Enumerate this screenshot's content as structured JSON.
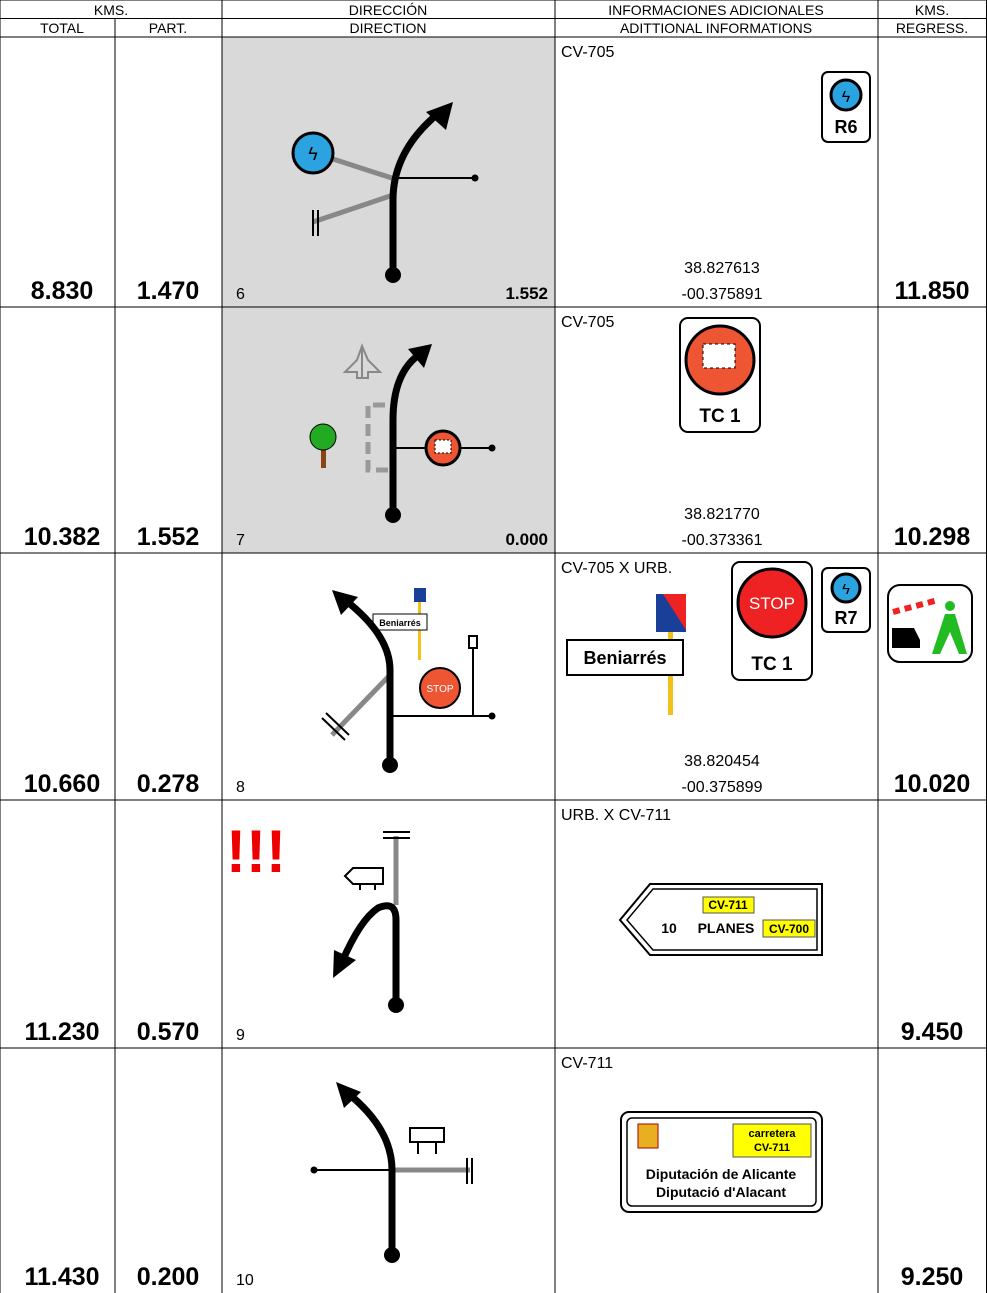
{
  "header": {
    "kms": "KMS.",
    "total": "TOTAL",
    "part": "PART.",
    "direccion": "DIRECCIÓN",
    "direction": "DIRECTION",
    "info_es": "INFORMACIONES ADICIONALES",
    "info_en": "ADITTIONAL INFORMATIONS",
    "kms_regress": "KMS.",
    "regress": "REGRESS."
  },
  "rows": [
    {
      "total": "8.830",
      "part": "1.470",
      "number": "6",
      "distance": "1.552",
      "road": "CV-705",
      "lat": "38.827613",
      "lon": "-00.375891",
      "regress": "11.850",
      "signs": [
        "R6"
      ]
    },
    {
      "total": "10.382",
      "part": "1.552",
      "number": "7",
      "distance": "0.000",
      "road": "CV-705",
      "lat": "38.821770",
      "lon": "-00.373361",
      "regress": "10.298",
      "signs": [
        "TC 1"
      ]
    },
    {
      "total": "10.660",
      "part": "0.278",
      "number": "8",
      "road": "CV-705 X URB.",
      "lat": "38.820454",
      "lon": "-00.375899",
      "regress": "10.020",
      "signs": [
        "STOP",
        "TC 1",
        "R7",
        "Beniarrés"
      ]
    },
    {
      "total": "11.230",
      "part": "0.570",
      "number": "9",
      "warning": "!!!",
      "road": "URB. X CV-711",
      "regress": "9.450",
      "signs": [
        "CV-711",
        "10",
        "PLANES",
        "CV-700"
      ]
    },
    {
      "total": "11.430",
      "part": "0.200",
      "number": "10",
      "road": "CV-711",
      "regress": "9.250",
      "signs": [
        "carretera",
        "CV-711",
        "Diputación de Alicante",
        "Diputació d'Alacant"
      ]
    }
  ]
}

━━━━

Each line that holds the word "number" is to be copied.

Exercise output:
      "number": "6",
      "number": "7",
      "number": "8",
      "number": "9",
      "number": "10",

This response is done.